Excerpted data:
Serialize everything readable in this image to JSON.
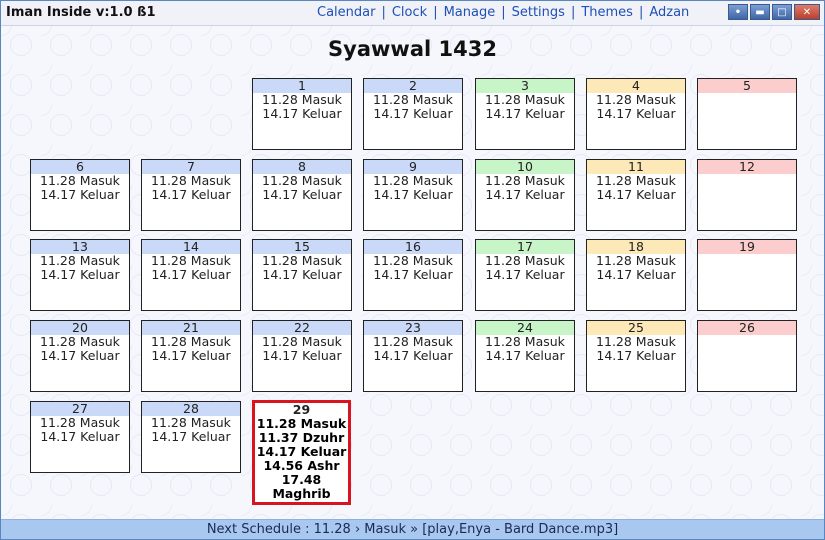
{
  "app_title": "Iman Inside v:1.0 ß1",
  "menu": [
    "Calendar",
    "Clock",
    "Manage",
    "Settings",
    "Themes",
    "Adzan"
  ],
  "window_buttons": [
    "pin-icon",
    "minimize-icon",
    "maximize-icon",
    "close-icon"
  ],
  "month_title": "Syawwal 1432",
  "default_lines": [
    "11.28 Masuk",
    "14.17 Keluar"
  ],
  "weeks": [
    [
      null,
      null,
      {
        "day": "1",
        "kind": "normal"
      },
      {
        "day": "2",
        "kind": "normal"
      },
      {
        "day": "3",
        "kind": "fri"
      },
      {
        "day": "4",
        "kind": "sat"
      },
      {
        "day": "5",
        "kind": "sun"
      }
    ],
    [
      {
        "day": "6",
        "kind": "normal"
      },
      {
        "day": "7",
        "kind": "normal"
      },
      {
        "day": "8",
        "kind": "normal"
      },
      {
        "day": "9",
        "kind": "normal"
      },
      {
        "day": "10",
        "kind": "fri"
      },
      {
        "day": "11",
        "kind": "sat"
      },
      {
        "day": "12",
        "kind": "sun"
      }
    ],
    [
      {
        "day": "13",
        "kind": "normal"
      },
      {
        "day": "14",
        "kind": "normal"
      },
      {
        "day": "15",
        "kind": "normal"
      },
      {
        "day": "16",
        "kind": "normal"
      },
      {
        "day": "17",
        "kind": "fri"
      },
      {
        "day": "18",
        "kind": "sat"
      },
      {
        "day": "19",
        "kind": "sun"
      }
    ],
    [
      {
        "day": "20",
        "kind": "normal"
      },
      {
        "day": "21",
        "kind": "normal"
      },
      {
        "day": "22",
        "kind": "normal"
      },
      {
        "day": "23",
        "kind": "normal"
      },
      {
        "day": "24",
        "kind": "fri"
      },
      {
        "day": "25",
        "kind": "sat"
      },
      {
        "day": "26",
        "kind": "sun"
      }
    ],
    [
      {
        "day": "27",
        "kind": "normal"
      },
      {
        "day": "28",
        "kind": "normal"
      },
      {
        "day": "29",
        "kind": "today",
        "lines": [
          "11.28 Masuk",
          "11.37 Dzuhr",
          "14.17 Keluar",
          "14.56 Ashr",
          "17.48",
          "Maghrib"
        ]
      },
      null,
      null,
      null,
      null
    ]
  ],
  "status_text": "Next Schedule : 11.28 › Masuk » [play,Enya - Bard Dance.mp3]",
  "colors": {
    "header_normal": "#cad9f7",
    "header_fri": "#c8f5c8",
    "header_sat": "#fde8b8",
    "header_sun": "#fbcdcd",
    "today_border": "#d9141e",
    "link": "#1f4fb8"
  }
}
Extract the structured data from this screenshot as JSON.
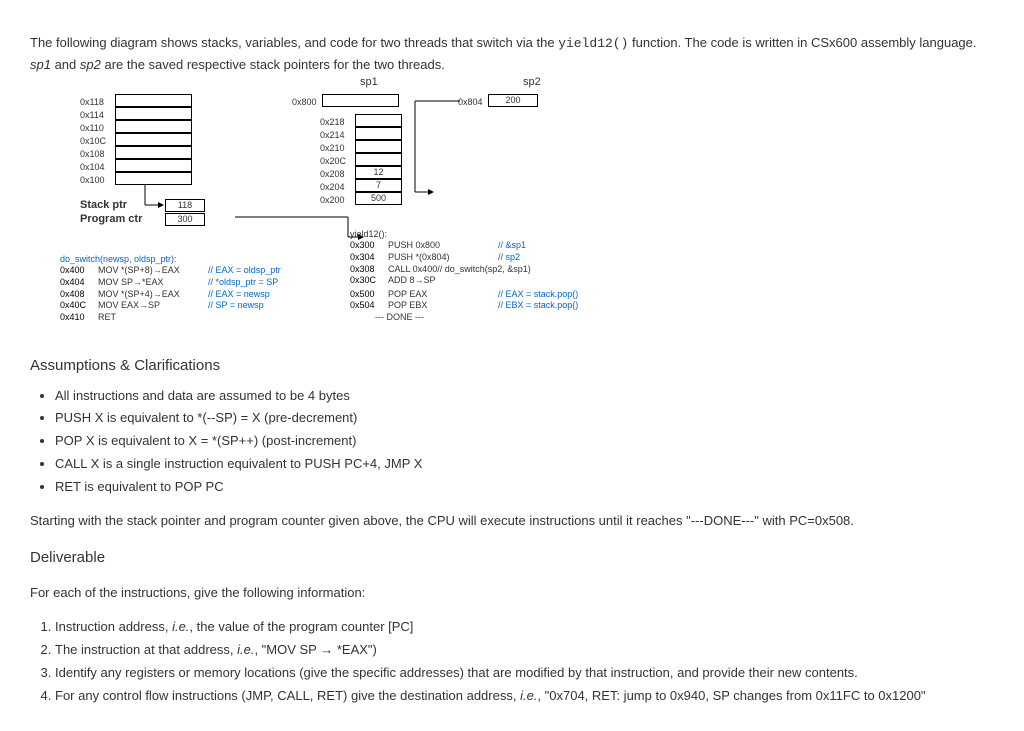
{
  "intro": {
    "p1a": "The following diagram shows stacks, variables, and code for two threads that switch via the ",
    "p1code": "yield12()",
    "p1b": " function. The code is written in CSx600 assembly language. ",
    "p1i1": "sp1",
    "p1c": " and ",
    "p1i2": "sp2",
    "p1d": " are the saved respective stack pointers for the two threads."
  },
  "diagram": {
    "sp1_label": "sp1",
    "sp2_label": "sp2",
    "sp1_addr": "0x800",
    "sp2_addr": "0x804",
    "sp2_val": "200",
    "left_addrs": [
      "0x118",
      "0x114",
      "0x110",
      "0x10C",
      "0x108",
      "0x104",
      "0x100"
    ],
    "mid_addrs": [
      "0x218",
      "0x214",
      "0x210",
      "0x20C",
      "0x208",
      "0x204",
      "0x200"
    ],
    "mid_vals": {
      "0x208": "12",
      "0x204": "7",
      "0x200": "500"
    },
    "stack_ptr_label": "Stack ptr",
    "stack_ptr_val": "118",
    "program_ctr_label": "Program ctr",
    "program_ctr_val": "300",
    "do_switch": {
      "sig": "do_switch(newsp, oldsp_ptr):",
      "rows": [
        {
          "addr": "0x400",
          "ins": "MOV *(SP+8)→EAX",
          "cm": "// EAX = oldsp_ptr"
        },
        {
          "addr": "0x404",
          "ins": "MOV SP→*EAX",
          "cm": "// *oldsp_ptr = SP"
        },
        {
          "addr": "0x408",
          "ins": "MOV *(SP+4)→EAX",
          "cm": "// EAX = newsp"
        },
        {
          "addr": "0x40C",
          "ins": "MOV EAX→SP",
          "cm": "// SP = newsp"
        },
        {
          "addr": "0x410",
          "ins": "RET",
          "cm": ""
        }
      ]
    },
    "yield12": {
      "sig": "yield12():",
      "rows": [
        {
          "addr": "0x300",
          "ins": "PUSH 0x800",
          "cm": "// &sp1"
        },
        {
          "addr": "0x304",
          "ins": "PUSH *(0x804)",
          "cm": "// sp2"
        },
        {
          "addr": "0x308",
          "ins": "CALL 0x400// do_switch(sp2, &sp1)",
          "cm": ""
        },
        {
          "addr": "0x30C",
          "ins": "ADD 8→SP",
          "cm": ""
        }
      ]
    },
    "pops": {
      "rows": [
        {
          "addr": "0x500",
          "ins": "POP EAX",
          "cm": "// EAX = stack.pop()"
        },
        {
          "addr": "0x504",
          "ins": "POP EBX",
          "cm": "// EBX = stack.pop()"
        }
      ],
      "done": "--- DONE ---"
    }
  },
  "assumptions": {
    "heading": "Assumptions & Clarifications",
    "items": [
      "All instructions and data are assumed to be 4 bytes",
      "PUSH X is equivalent to *(--SP) = X (pre-decrement)",
      "POP X is equivalent to X = *(SP++) (post-increment)",
      "CALL X is a single instruction equivalent to PUSH PC+4, JMP X",
      "RET is equivalent to POP PC"
    ]
  },
  "starting_text": "Starting with the stack pointer and program counter given above, the CPU will execute instructions until it reaches \"---DONE---\" with PC=0x508.",
  "deliverable": {
    "heading": "Deliverable",
    "intro": "For each of the instructions, give the following information:",
    "items": [
      {
        "a": "Instruction address, ",
        "i": "i.e.",
        "b": ", the value of the program counter [PC]"
      },
      {
        "a": "The instruction at that address, ",
        "i": "i.e.",
        "b": ", \"MOV SP → *EAX\")"
      },
      {
        "a": "Identify any registers or memory locations (give the specific addresses) that are modified by that instruction, and provide their new contents.",
        "i": "",
        "b": ""
      },
      {
        "a": "For any control flow instructions (JMP, CALL, RET) give the destination address, ",
        "i": "i.e.",
        "b": ", \"0x704, RET: jump to 0x940, SP changes from 0x11FC to 0x1200\""
      }
    ]
  }
}
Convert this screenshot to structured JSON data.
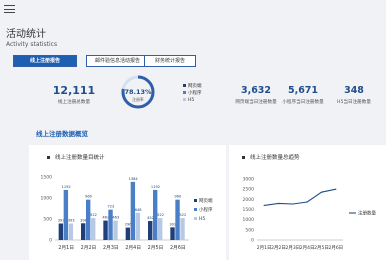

Description of the task:
Leave out the pictures and copy every record above exactly.

Task output:
Serialize everything readable in this image to JSON.
{
  "app_title": "Iman Inside v:1.0 ß1",
  "menu": [
    "Calendar",
    "Clock",
    "Manage",
    "Settings",
    "Themes",
    "Adzan"
  ],
  "window_buttons": [
    "pin-icon",
    "minimize-icon",
    "maximize-icon",
    "close-icon"
  ],
  "month_title": "Syawwal 1432",
  "default_lines": [
    "11.28 Masuk",
    "14.17 Keluar"
  ],
  "weeks": [
    [
      null,
      null,
      {
        "day": "1",
        "kind": "normal"
      },
      {
        "day": "2",
        "kind": "normal"
      },
      {
        "day": "3",
        "kind": "fri"
      },
      {
        "day": "4",
        "kind": "sat"
      },
      {
        "day": "5",
        "kind": "sun"
      }
    ],
    [
      {
        "day": "6",
        "kind": "normal"
      },
      {
        "day": "7",
        "kind": "normal"
      },
      {
        "day": "8",
        "kind": "normal"
      },
      {
        "day": "9",
        "kind": "normal"
      },
      {
        "day": "10",
        "kind": "fri"
      },
      {
        "day": "11",
        "kind": "sat"
      },
      {
        "day": "12",
        "kind": "sun"
      }
    ],
    [
      {
        "day": "13",
        "kind": "normal"
      },
      {
        "day": "14",
        "kind": "normal"
      },
      {
        "day": "15",
        "kind": "normal"
      },
      {
        "day": "16",
        "kind": "normal"
      },
      {
        "day": "17",
        "kind": "fri"
      },
      {
        "day": "18",
        "kind": "sat"
      },
      {
        "day": "19",
        "kind": "sun"
      }
    ],
    [
      {
        "day": "20",
        "kind": "normal"
      },
      {
        "day": "21",
        "kind": "normal"
      },
      {
        "day": "22",
        "kind": "normal"
      },
      {
        "day": "23",
        "kind": "normal"
      },
      {
        "day": "24",
        "kind": "fri"
      },
      {
        "day": "25",
        "kind": "sat"
      },
      {
        "day": "26",
        "kind": "sun"
      }
    ],
    [
      {
        "day": "27",
        "kind": "normal"
      },
      {
        "day": "28",
        "kind": "normal"
      },
      {
        "day": "29",
        "kind": "today",
        "lines": [
          "11.28 Masuk",
          "11.37 Dzuhr",
          "14.17 Keluar",
          "14.56 Ashr",
          "17.48",
          "Maghrib"
        ]
      },
      null,
      null,
      null,
      null
    ]
  ],
  "status_text": "Next Schedule : 11.28 › Masuk » [play,Enya - Bard Dance.mp3]",
  "colors": {
    "header_normal": "#cad9f7",
    "header_fri": "#c8f5c8",
    "header_sat": "#fde8b8",
    "header_sun": "#fbcdcd",
    "today_border": "#d9141e",
    "link": "#1f4fb8"
  }
}
Extract the structured data from this screenshot as JSON.
{
  "intro": {
    "p1a": "The following diagram shows stacks, variables, and code for two threads that switch via the ",
    "p1code": "yield12()",
    "p1b": " function. The code is written in CSx600 assembly language. ",
    "p1i1": "sp1",
    "p1c": " and ",
    "p1i2": "sp2",
    "p1d": " are the saved respective stack pointers for the two threads."
  },
  "diagram": {
    "sp1_label": "sp1",
    "sp2_label": "sp2",
    "sp1_addr": "0x800",
    "sp2_addr": "0x804",
    "sp2_val": "200",
    "left_addrs": [
      "0x118",
      "0x114",
      "0x110",
      "0x10C",
      "0x108",
      "0x104",
      "0x100"
    ],
    "mid_addrs": [
      "0x218",
      "0x214",
      "0x210",
      "0x20C",
      "0x208",
      "0x204",
      "0x200"
    ],
    "mid_vals": {
      "0x208": "12",
      "0x204": "7",
      "0x200": "500"
    },
    "stack_ptr_label": "Stack ptr",
    "stack_ptr_val": "118",
    "program_ctr_label": "Program ctr",
    "program_ctr_val": "300",
    "do_switch": {
      "sig": "do_switch(newsp, oldsp_ptr):",
      "rows": [
        {
          "addr": "0x400",
          "ins": "MOV *(SP+8)→EAX",
          "cm": "// EAX = oldsp_ptr"
        },
        {
          "addr": "0x404",
          "ins": "MOV SP→*EAX",
          "cm": "// *oldsp_ptr = SP"
        },
        {
          "addr": "0x408",
          "ins": "MOV *(SP+4)→EAX",
          "cm": "// EAX = newsp"
        },
        {
          "addr": "0x40C",
          "ins": "MOV EAX→SP",
          "cm": "// SP = newsp"
        },
        {
          "addr": "0x410",
          "ins": "RET",
          "cm": ""
        }
      ]
    },
    "yield12": {
      "sig": "yield12():",
      "rows": [
        {
          "addr": "0x300",
          "ins": "PUSH 0x800",
          "cm": "// &sp1"
        },
        {
          "addr": "0x304",
          "ins": "PUSH *(0x804)",
          "cm": "// sp2"
        },
        {
          "addr": "0x308",
          "ins": "CALL 0x400// do_switch(sp2, &sp1)",
          "cm": ""
        },
        {
          "addr": "0x30C",
          "ins": "ADD 8→SP",
          "cm": ""
        }
      ]
    },
    "pops": {
      "rows": [
        {
          "addr": "0x500",
          "ins": "POP EAX",
          "cm": "// EAX = stack.pop()"
        },
        {
          "addr": "0x504",
          "ins": "POP EBX",
          "cm": "// EBX = stack.pop()"
        }
      ],
      "done": "--- DONE ---"
    }
  },
  "assumptions": {
    "heading": "Assumptions & Clarifications",
    "items": [
      "All instructions and data are assumed to be 4 bytes",
      "PUSH X is equivalent to *(--SP) = X (pre-decrement)",
      "POP X is equivalent to X = *(SP++) (post-increment)",
      "CALL X is a single instruction equivalent to PUSH PC+4, JMP X",
      "RET is equivalent to POP PC"
    ]
  },
  "starting_text": "Starting with the stack pointer and program counter given above, the CPU will execute instructions until it reaches \"---DONE---\" with PC=0x508.",
  "deliverable": {
    "heading": "Deliverable",
    "intro": "For each of the instructions, give the following information:",
    "items": [
      {
        "a": "Instruction address, ",
        "i": "i.e.",
        "b": ", the value of the program counter [PC]"
      },
      {
        "a": "The instruction at that address, ",
        "i": "i.e.",
        "b": ", \"MOV SP → *EAX\")"
      },
      {
        "a": "Identify any registers or memory locations (give the specific addresses) that are modified by that instruction, and provide their new contents.",
        "i": "",
        "b": ""
      },
      {
        "a": "For any control flow instructions (JMP, CALL, RET) give the destination address, ",
        "i": "i.e.",
        "b": ", \"0x704, RET: jump to 0x940, SP changes from 0x11FC to 0x1200\""
      }
    ]
  }
}
Convert this screenshot to structured JSON data.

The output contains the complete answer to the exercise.